**Brief**
Which lines hold the word "color"? Copy each of them from the material.

**Records shown**
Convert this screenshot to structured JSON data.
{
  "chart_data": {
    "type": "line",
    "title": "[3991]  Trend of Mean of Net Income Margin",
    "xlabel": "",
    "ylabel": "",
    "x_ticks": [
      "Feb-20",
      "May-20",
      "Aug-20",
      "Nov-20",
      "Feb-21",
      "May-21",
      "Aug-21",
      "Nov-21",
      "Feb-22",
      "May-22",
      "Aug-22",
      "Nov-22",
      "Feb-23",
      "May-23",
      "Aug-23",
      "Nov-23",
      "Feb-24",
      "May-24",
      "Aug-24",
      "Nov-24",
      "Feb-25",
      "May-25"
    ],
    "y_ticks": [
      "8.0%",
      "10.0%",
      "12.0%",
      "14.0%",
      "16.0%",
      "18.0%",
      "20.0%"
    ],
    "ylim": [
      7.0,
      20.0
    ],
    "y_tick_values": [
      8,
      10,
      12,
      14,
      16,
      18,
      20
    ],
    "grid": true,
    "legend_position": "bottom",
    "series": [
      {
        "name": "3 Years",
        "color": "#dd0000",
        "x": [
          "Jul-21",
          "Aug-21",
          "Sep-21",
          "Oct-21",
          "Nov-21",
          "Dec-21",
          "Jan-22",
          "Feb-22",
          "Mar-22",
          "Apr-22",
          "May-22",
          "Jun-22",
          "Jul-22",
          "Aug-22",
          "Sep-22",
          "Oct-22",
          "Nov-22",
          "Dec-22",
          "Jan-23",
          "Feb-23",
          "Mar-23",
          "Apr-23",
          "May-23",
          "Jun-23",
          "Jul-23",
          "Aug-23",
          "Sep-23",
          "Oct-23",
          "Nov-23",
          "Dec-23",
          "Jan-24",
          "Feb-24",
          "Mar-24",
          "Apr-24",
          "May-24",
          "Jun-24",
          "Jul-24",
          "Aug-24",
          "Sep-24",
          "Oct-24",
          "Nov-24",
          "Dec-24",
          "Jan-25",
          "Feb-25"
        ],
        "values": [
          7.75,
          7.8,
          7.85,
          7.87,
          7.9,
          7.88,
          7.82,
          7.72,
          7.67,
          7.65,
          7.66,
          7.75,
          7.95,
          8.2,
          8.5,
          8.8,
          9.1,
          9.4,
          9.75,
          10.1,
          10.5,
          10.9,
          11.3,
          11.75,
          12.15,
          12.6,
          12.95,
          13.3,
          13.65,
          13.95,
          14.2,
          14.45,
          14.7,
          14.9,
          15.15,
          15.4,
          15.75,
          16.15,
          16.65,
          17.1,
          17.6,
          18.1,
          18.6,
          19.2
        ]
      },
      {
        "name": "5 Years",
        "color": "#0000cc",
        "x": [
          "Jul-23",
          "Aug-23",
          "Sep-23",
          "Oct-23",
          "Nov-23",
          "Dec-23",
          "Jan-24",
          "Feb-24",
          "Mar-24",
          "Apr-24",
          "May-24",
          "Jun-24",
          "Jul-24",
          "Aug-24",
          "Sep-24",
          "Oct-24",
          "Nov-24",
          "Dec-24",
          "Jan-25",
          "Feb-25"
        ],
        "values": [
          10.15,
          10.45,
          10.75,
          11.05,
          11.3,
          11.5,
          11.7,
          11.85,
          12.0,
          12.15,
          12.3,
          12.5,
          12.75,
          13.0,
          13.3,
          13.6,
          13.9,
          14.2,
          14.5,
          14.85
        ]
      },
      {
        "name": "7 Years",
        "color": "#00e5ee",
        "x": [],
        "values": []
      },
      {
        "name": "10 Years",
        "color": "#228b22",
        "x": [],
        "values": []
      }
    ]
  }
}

**Correct output**
        "color": "#dd0000",
        "color": "#0000cc",
        "color": "#00e5ee",
        "color": "#228b22",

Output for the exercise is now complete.